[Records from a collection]
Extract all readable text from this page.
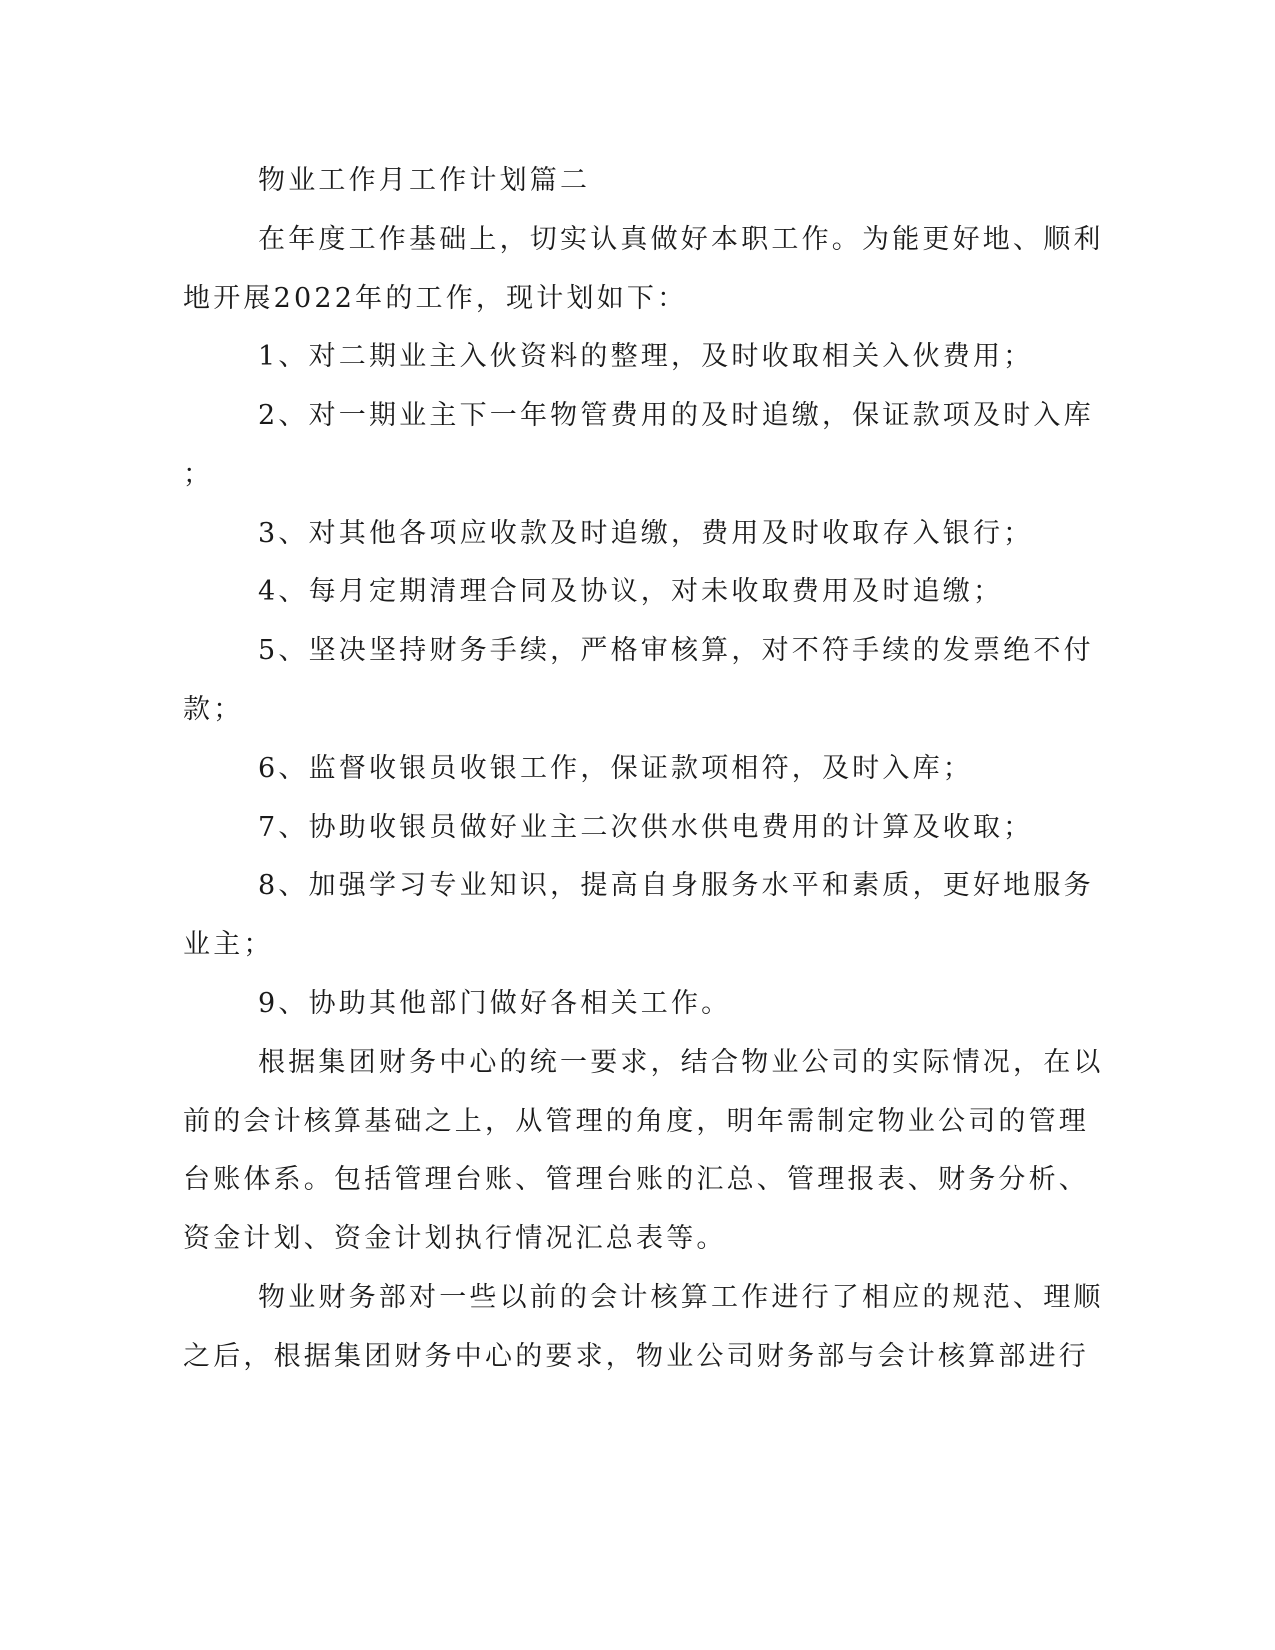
物业工作月工作计划篇二

在年度工作基础上，切实认真做好本职工作。为能更好地、顺利

地开展2022年的工作，现计划如下：

1、对二期业主入伙资料的整理，及时收取相关入伙费用；

2、对一期业主下一年物管费用的及时追缴，保证款项及时入库

；

3、对其他各项应收款及时追缴，费用及时收取存入银行；

4、每月定期清理合同及协议，对未收取费用及时追缴；

5、坚决坚持财务手续，严格审核算，对不符手续的发票绝不付

款；

6、监督收银员收银工作，保证款项相符，及时入库；

7、协助收银员做好业主二次供水供电费用的计算及收取；

8、加强学习专业知识，提高自身服务水平和素质，更好地服务

业主；

9、协助其他部门做好各相关工作。

根据集团财务中心的统一要求，结合物业公司的实际情况，在以

前的会计核算基础之上，从管理的角度，明年需制定物业公司的管理

台账体系。包括管理台账、管理台账的汇总、管理报表、财务分析、

资金计划、资金计划执行情况汇总表等。

物业财务部对一些以前的会计核算工作进行了相应的规范、理顺

之后，根据集团财务中心的要求，物业公司财务部与会计核算部进行
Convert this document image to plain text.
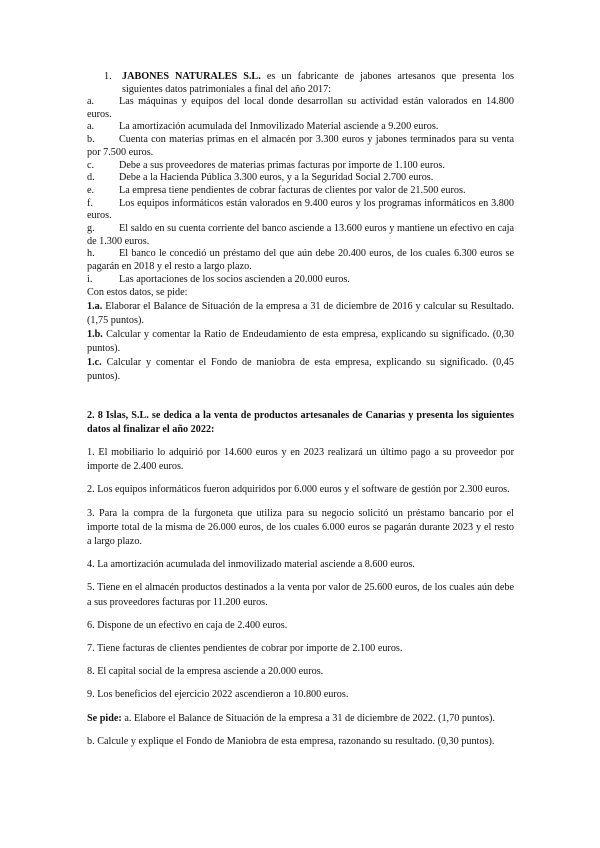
1.	JABONES NATURALES S.L. es un fabricante de jabones artesanos que presenta los siguientes datos patrimoniales a final del año 2017:

a. Las máquinas y equipos del local donde desarrollan su actividad están valorados en 14.800 euros.

a. La amortización acumulada del Inmovilizado Material asciende a 9.200 euros.

b. Cuenta con materias primas en el almacén por 3.300 euros y jabones terminados para su venta por 7.500 euros.

c. Debe a sus proveedores de materias primas facturas por importe de 1.100 euros.

d. Debe a la Hacienda Pública 3.300 euros, y a la Seguridad Social 2.700 euros.

e. La empresa tiene pendientes de cobrar facturas de clientes por valor de 21.500 euros.

f.	Los equipos informáticos están valorados en 9.400 euros y los programas informáticos en 3.800 euros.

g. El saldo en su cuenta corriente del banco asciende a 13.600 euros y mantiene un efectivo en caja de 1.300 euros.

h. El banco le concedió un préstamo del que aún debe 20.400 euros, de los cuales 6.300 euros se pagarán en 2018 y el resto a largo plazo.

i.	Las aportaciones de los socios ascienden a 20.000 euros.

Con estos datos, se pide:

1.a. Elaborar el Balance de Situación de la empresa a 31 de diciembre de 2016 y calcular su Resultado. (1,75 puntos).

1.b. Calcular y comentar la Ratio de Endeudamiento de esta empresa, explicando su significado. (0,30 puntos).

1.c. Calcular y comentar el Fondo de maniobra de esta empresa, explicando su significado. (0,45 puntos).

2. 8 Islas, S.L. se dedica a la venta de productos artesanales de Canarias y presenta los siguientes datos al finalizar el año 2022:

1. El mobiliario lo adquirió por 14.600 euros y en 2023 realizará un último pago a su proveedor por importe de 2.400 euros.

2. Los equipos informáticos fueron adquiridos por 6.000 euros y el software de gestión por 2.300 euros.

3. Para la compra de la furgoneta que utiliza para su negocio solicitó un préstamo bancario por el importe total de la misma de 26.000 euros, de los cuales 6.000 euros se pagarán durante 2023 y el resto a largo plazo.

4. La amortización acumulada del inmovilizado material asciende a 8.600 euros.

5. Tiene en el almacén productos destinados a la venta por valor de 25.600 euros, de los cuales aún debe a sus proveedores facturas por 11.200 euros.

6. Dispone de un efectivo en caja de 2.400 euros.

7. Tiene facturas de clientes pendientes de cobrar por importe de 2.100 euros.

8. El capital social de la empresa asciende a 20.000 euros.

9. Los beneficios del ejercicio 2022 ascendieron a 10.800 euros.

Se pide: a. Elabore el Balance de Situación de la empresa a 31 de diciembre de 2022. (1,70 puntos).

b. Calcule y explique el Fondo de Maniobra de esta empresa, razonando su resultado. (0,30 puntos).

OBJECTIVE
Copy out the records above in full, exactly as written, but not the pictures.

RESULT FOR THIS TASK
Extract all readable text from this page.
物业工作月工作计划篇二

在年度工作基础上，切实认真做好本职工作。为能更好地、顺利

地开展2022年的工作，现计划如下：

1、对二期业主入伙资料的整理，及时收取相关入伙费用；

2、对一期业主下一年物管费用的及时追缴，保证款项及时入库

；

3、对其他各项应收款及时追缴，费用及时收取存入银行；

4、每月定期清理合同及协议，对未收取费用及时追缴；

5、坚决坚持财务手续，严格审核算，对不符手续的发票绝不付

款；

6、监督收银员收银工作，保证款项相符，及时入库；

7、协助收银员做好业主二次供水供电费用的计算及收取；

8、加强学习专业知识，提高自身服务水平和素质，更好地服务

业主；

9、协助其他部门做好各相关工作。

根据集团财务中心的统一要求，结合物业公司的实际情况，在以

前的会计核算基础之上，从管理的角度，明年需制定物业公司的管理

台账体系。包括管理台账、管理台账的汇总、管理报表、财务分析、

资金计划、资金计划执行情况汇总表等。

物业财务部对一些以前的会计核算工作进行了相应的规范、理顺

之后，根据集团财务中心的要求，物业公司财务部与会计核算部进行
Convert this document image to plain text.
1.	JABONES NATURALES S.L. es un fabricante de jabones artesanos que presenta los siguientes datos patrimoniales a final del año 2017:

a. Las máquinas y equipos del local donde desarrollan su actividad están valorados en 14.800 euros.

a. La amortización acumulada del Inmovilizado Material asciende a 9.200 euros.

b. Cuenta con materias primas en el almacén por 3.300 euros y jabones terminados para su venta por 7.500 euros.

c. Debe a sus proveedores de materias primas facturas por importe de 1.100 euros.

d. Debe a la Hacienda Pública 3.300 euros, y a la Seguridad Social 2.700 euros.

e. La empresa tiene pendientes de cobrar facturas de clientes por valor de 21.500 euros.

f.	Los equipos informáticos están valorados en 9.400 euros y los programas informáticos en 3.800 euros.

g. El saldo en su cuenta corriente del banco asciende a 13.600 euros y mantiene un efectivo en caja de 1.300 euros.

h. El banco le concedió un préstamo del que aún debe 20.400 euros, de los cuales 6.300 euros se pagarán en 2018 y el resto a largo plazo.

i.	Las aportaciones de los socios ascienden a 20.000 euros.

Con estos datos, se pide:

1.a. Elaborar el Balance de Situación de la empresa a 31 de diciembre de 2016 y calcular su Resultado. (1,75 puntos).

1.b. Calcular y comentar la Ratio de Endeudamiento de esta empresa, explicando su significado. (0,30 puntos).

1.c. Calcular y comentar el Fondo de maniobra de esta empresa, explicando su significado. (0,45 puntos).

2. 8 Islas, S.L. se dedica a la venta de productos artesanales de Canarias y presenta los siguientes datos al finalizar el año 2022:

1. El mobiliario lo adquirió por 14.600 euros y en 2023 realizará un último pago a su proveedor por importe de 2.400 euros.

2. Los equipos informáticos fueron adquiridos por 6.000 euros y el software de gestión por 2.300 euros.

3. Para la compra de la furgoneta que utiliza para su negocio solicitó un préstamo bancario por el importe total de la misma de 26.000 euros, de los cuales 6.000 euros se pagarán durante 2023 y el resto a largo plazo.

4. La amortización acumulada del inmovilizado material asciende a 8.600 euros.

5. Tiene en el almacén productos destinados a la venta por valor de 25.600 euros, de los cuales aún debe a sus proveedores facturas por 11.200 euros.

6. Dispone de un efectivo en caja de 2.400 euros.

7. Tiene facturas de clientes pendientes de cobrar por importe de 2.100 euros.

8. El capital social de la empresa asciende a 20.000 euros.

9. Los beneficios del ejercicio 2022 ascendieron a 10.800 euros.

Se pide: a. Elabore el Balance de Situación de la empresa a 31 de diciembre de 2022. (1,70 puntos).

b. Calcule y explique el Fondo de Maniobra de esta empresa, razonando su resultado. (0,30 puntos).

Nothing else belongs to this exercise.